Wherever the word "做好兽药监管工作" shows up in a line, please copy that line.

+++

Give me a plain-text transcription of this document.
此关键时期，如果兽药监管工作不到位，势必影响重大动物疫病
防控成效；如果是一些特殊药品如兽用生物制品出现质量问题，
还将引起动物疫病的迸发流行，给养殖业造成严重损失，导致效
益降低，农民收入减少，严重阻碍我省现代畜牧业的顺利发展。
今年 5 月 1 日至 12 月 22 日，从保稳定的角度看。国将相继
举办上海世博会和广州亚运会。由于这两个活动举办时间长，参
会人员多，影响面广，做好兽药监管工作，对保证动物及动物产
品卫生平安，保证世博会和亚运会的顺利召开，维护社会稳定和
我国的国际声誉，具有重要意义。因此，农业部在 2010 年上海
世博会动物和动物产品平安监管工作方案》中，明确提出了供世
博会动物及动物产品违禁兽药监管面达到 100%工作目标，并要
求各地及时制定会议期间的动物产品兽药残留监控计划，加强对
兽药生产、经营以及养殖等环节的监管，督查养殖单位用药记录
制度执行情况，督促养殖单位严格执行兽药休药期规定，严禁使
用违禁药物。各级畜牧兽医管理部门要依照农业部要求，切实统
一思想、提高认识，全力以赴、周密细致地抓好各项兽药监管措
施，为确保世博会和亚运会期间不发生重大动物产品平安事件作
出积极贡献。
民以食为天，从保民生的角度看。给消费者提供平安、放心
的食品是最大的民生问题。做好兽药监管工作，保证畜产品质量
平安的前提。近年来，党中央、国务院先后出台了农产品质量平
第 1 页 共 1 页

+++

Final result →
会人员多，影响面广，做好兽药监管工作，对保证动物及动物产
的食品是最大的民生问题。做好兽药监管工作，保证畜产品质量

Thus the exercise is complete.